**TASK DETAILS:** With pictures omitted, copy exactly the lines from the one containing "Output the text content of this document." through the end of the records below.

**ROWS:**
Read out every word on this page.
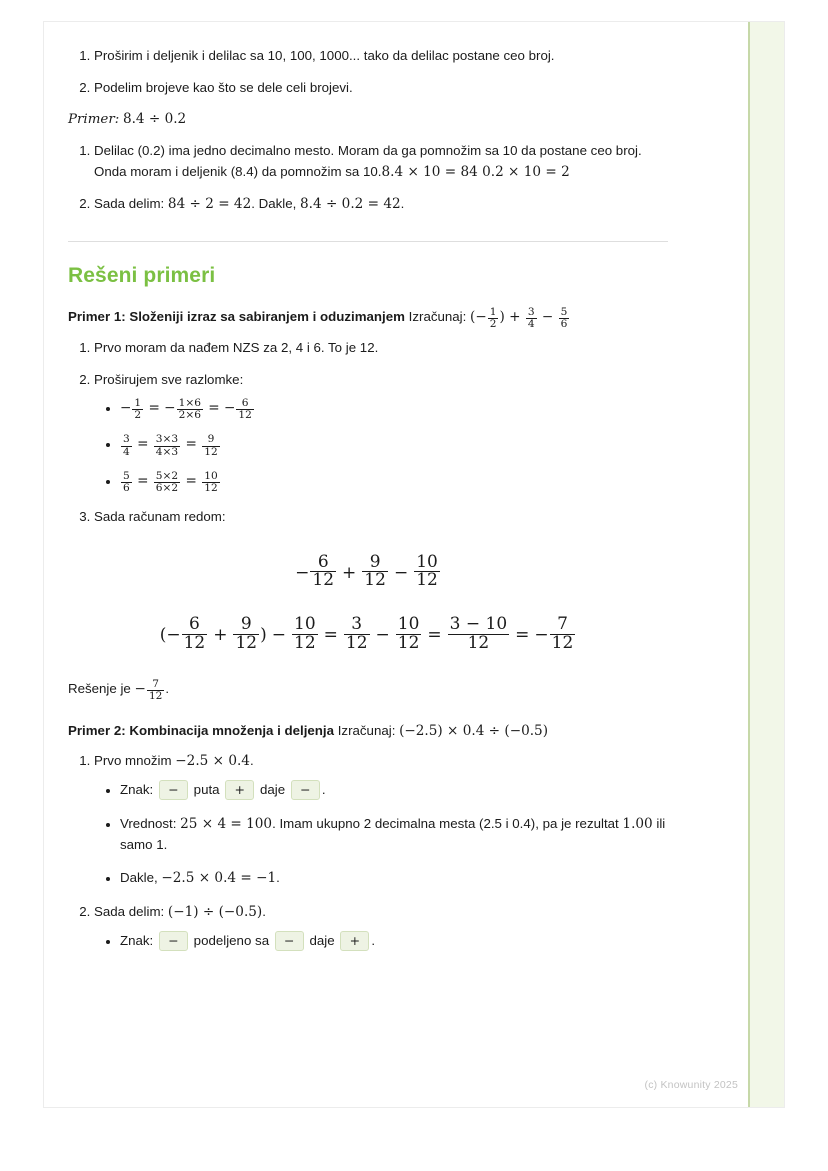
1. Proširim i deljenik i delilac sa 10, 100, 1000... tako da delilac postane ceo broj.
2. Podelim brojeve kao što se dele celi brojevi.

Primer: 8.4 ÷ 0.2

1. Delilac (0.2) ima jedno decimalno mesto. Moram da ga pomnožim sa 10 da postane ceo broj. Onda moram i deljenik (8.4) da pomnožim sa 10.8.4 × 10 = 84 0.2 × 10 = 2
2. Sada delim: 84 ÷ 2 = 42. Dakle, 8.4 ÷ 0.2 = 42.
Rešeni primeri
Primer 1: Složeniji izraz sa sabiranjem i oduzimanjem Izračunaj: (− $\frac{1}{2}$ ) + $\frac{3}{4} - \frac{5}{6}$
1. Prvo moram da nađem NZS za 2, 4 i 6. To je 12.
2. Proširujem sve razlomke:
• − $\frac{1}{2}$ = − $\frac{1\times 6}{2\times 6}$ = − $\frac{6}{12}$
• $\frac{3}{4} = \frac{3\times 3}{4\times 3} = \frac{9}{12}$
• $\frac{5}{6} = \frac{5\times 2}{6\times 2} = \frac{10}{12}$
3. Sada računam redom:
− $\frac{6}{12} + \frac{9}{12} - \frac{10}{12}$
(− $\frac{6}{12} + \frac{9}{12}$ ) − $\frac{10}{12} = \frac{3}{12} - \frac{10}{12} = \frac{3 - 10}{12}$ = − $\frac{7}{12}$

Rešenje je − $\frac{7}{12}$ .

Primer 2: Kombinacija množenja i deljenja Izračunaj: (−2.5) × 0.4 ÷ (−0.5)
1. Prvo množim −2.5 × 0.4.
• Znak: − puta + daje − .
• Vrednost: 25 × 4 = 100. Imam ukupno 2 decimalna mesta (2.5 i 0.4), pa je rezultat 1.00 ili samo 1.
• Dakle, −2.5 × 0.4 = −1.
2. Sada delim: (−1) ÷ (−0.5).
• Znak: − podeljeno sa − daje + .
(c) Knowunity 2025
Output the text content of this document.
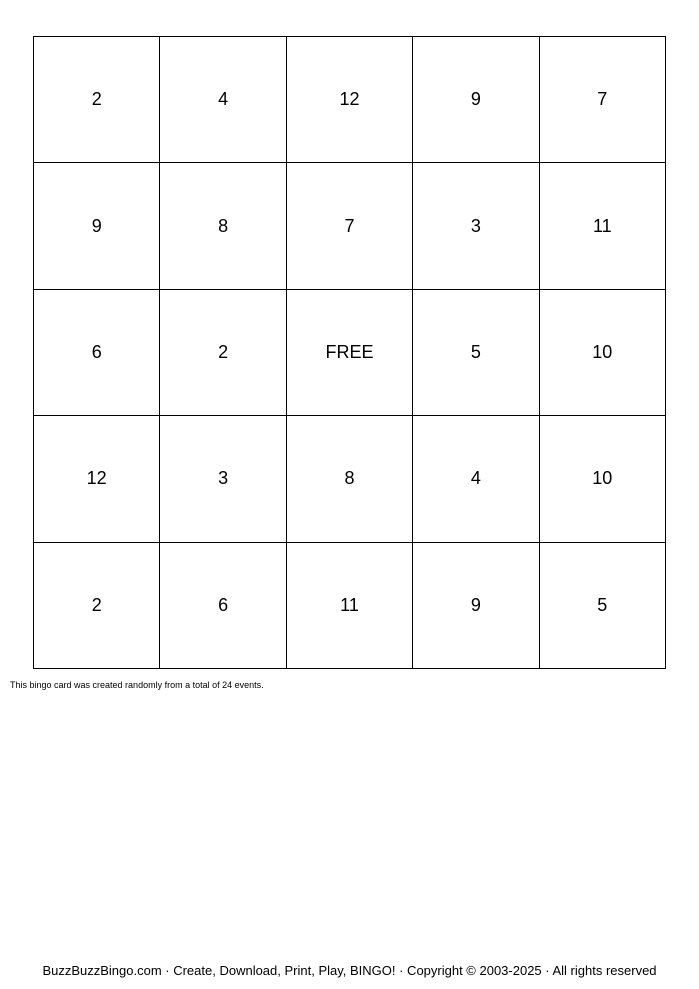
2	4	12	9	7
9	8	7	3	11
6	2	FREE	5	10
12	3	8	4	10
2	6	11	9	5
This bingo card was created randomly from a total of 24 events.
BuzzBuzzBingo.com · Create, Download, Print, Play, BINGO! · Copyright © 2003-2025 · All rights reserved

**ANSWER TO THIS PROBLEM:**
Output the text content of this document.
2	4	12	9	7
9	8	7	3	11
6	2	FREE	5	10
12	3	8	4	10
2	6	11	9	5
This bingo card was created randomly from a total of 24 events.
BuzzBuzzBingo.com · Create, Download, Print, Play, BINGO! · Copyright © 2003-2025 · All rights reserved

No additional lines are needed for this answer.